::: SELECTED EXCERPT :::
Writing into MongoDB and PostgreSQL, reading from MongoDB

Initially, the system writes data into both MongoDB and PostgreSQL for redundancy but reads exclusively from MongoDB.

// Controller handling product logics
export type CreateProductInput = FastifyRequest<{ Body: { name: string } }>
export type GetProductInput = FastifyRequest<{ Params: { productId: string }}>

export class ProductController {
  constructor(private readonly postgresRepository: Repository<Product>, private readonly mongoRepository: Repository<Product>) {}

  async createProduct(request: CreateProductInput, reply: FastifyReply) {
    try {
      const product = request.body

      if (product?.name?.trim()?.length > 0) {
        // Save product using both repositories
        await this.mongoRepository.create(product)
        return reply.send({ data: await this.postgresRepository.create(product) })
      }

      return reply.code(400).send({ message: 'Name is required to create a new product' })
    } catch (err) {
      throw err
    }
  }

  async getProduct(request: GetProductInput, reply: FastifyReply) {
    try {
      const productId = request.params.productId
      // Read product using mongo repository
      const product = await this.mongoRepository.getById(productId)

      if (!product) {
        return reply.code(404).send({ message: `No product found for id ${productId}` })
      }

      return reply.send({ data: product })
    } catch (err) {
      throw err
    }
  }
}

// Define the route for creating a product
fastify.post('/products', (request: CreateProductInput, reply: FastifyReply) => productController.createProduct(request, reply))

// Define the route for reading a product
fastify.get('/products/:productId', (request: GetProductInput, reply: FastifyReply) => productController.getProduct(request, reply))

Keep writing into both, start reading from PostgreSQL

As the transition progresses, maintain writing data into both databases but start reading from PostgreSQL.

// Controller handling product logics
export type CreateProductInput = FastifyRequest<{ Body: { name: string } }>
export type GetProductInput = FastifyRequest<{ Params: { productId: string }}>

export class ProductController {
  constructor(private readonly postgresRepository: Repository<Product>, private readonly mongoRepository: Repository<Product>) {}

  async createProduct(request: CreateProductInput, reply: FastifyReply) {
    try {
      const product = request.body

      if (product?.name?.trim()?.length > 0) {
        // Save product using both repositories
        await this.mongoRepository.create(product)
        return reply.send({ data: await this.postgresRepository.create(product) })
:::
**ACTIONS TO TAKE**:
1. According to the migration excerpt, from which database does the system initially read?
2. List every name that the migration excerpt declares with the keyword export.
3. Continue the migration excerpt from the point at which it stops.
::: SOURCE MATERIAL :::
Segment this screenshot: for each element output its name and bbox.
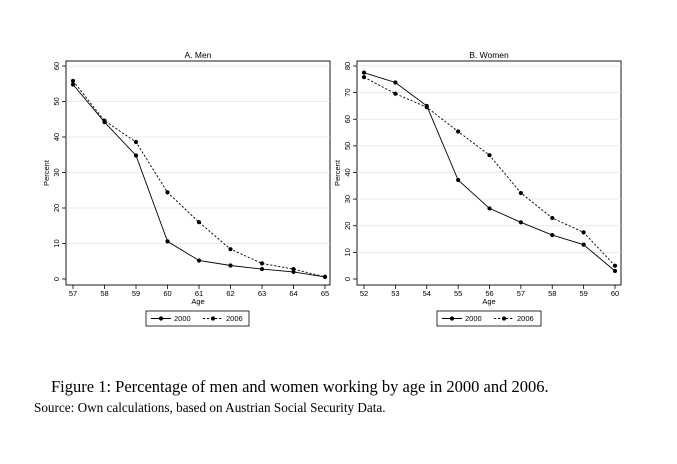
:::
**ANSWER SET**:
1. MongoDB

2. CreateProductInput, GetProductInput, ProductController

3.
      }

      return reply.code(400).send({ message: 'Name is required to create a new product' })
    } catch (err) {
      throw err
    }
  }

  async getProduct(request: GetProductInput, reply: FastifyReply) {
    try {
      const productId = request.params.productId
      // Read product using postgres repository now
      const product = await this.postgresRepository.getById(productId)

      if (!product) {
        return reply.code(404).send({ message: `No product found for id ${productId}` })
      }

      return reply.send({ data: product })
    } catch (err) {
      throw err
    }
  }
}

Write and read exclusively from PostgreSQL

Finally, stop writing into MongoDB and shift all read operations to PostgreSQL.

export type CreateProductInput = FastifyRequest<{ Body: { name: string } }>
export type GetProductInput = FastifyRequest<{ Params: { productId: string }}>

export class ProductController {
  constructor(private readonly repository: Repository<Product>) {}

  async createProduct(request: CreateProductInput, reply: FastifyReply) {
    try {
      const product = request.body

      if (product?.name?.trim()?.length > 0) {
        return reply.send({ data: await this.repository.create(product) })
      }

      return reply.code(400).send({ message: 'Name is required to create a new product' })
    } catch (err) {
      throw err
    }
  }

  async getProduct(request: GetProductInput, reply: FastifyReply) {
    try {
      const productId = request.params.productId
      const product = await this.repository.getById(productId)

      if (!product) {
        return reply.code(404).send({ message: `No product found for id ${productId}` })
      }

      return reply.send({ data: product })
    } catch (err) {
      throw err
    }
  }
}

Data migration from MongoDB to PostgreSQL using an ad-hoc script

Additionally if the database has a couple of records and is a simple data model we can migrate the data using a single script where we’ll read all data coming from all MongoDB documents and persist everything into Postgres tables.

Execution steps:
  1. Initialising database connections: The script initializes connections to both MongoDB and PostgreSQL databases, leveraging MongoDB’s native client and the pg library for PostgreSQL. Connecting to both databases is essential to facilitate data extraction from MongoDB and insertion into PostgreSQL.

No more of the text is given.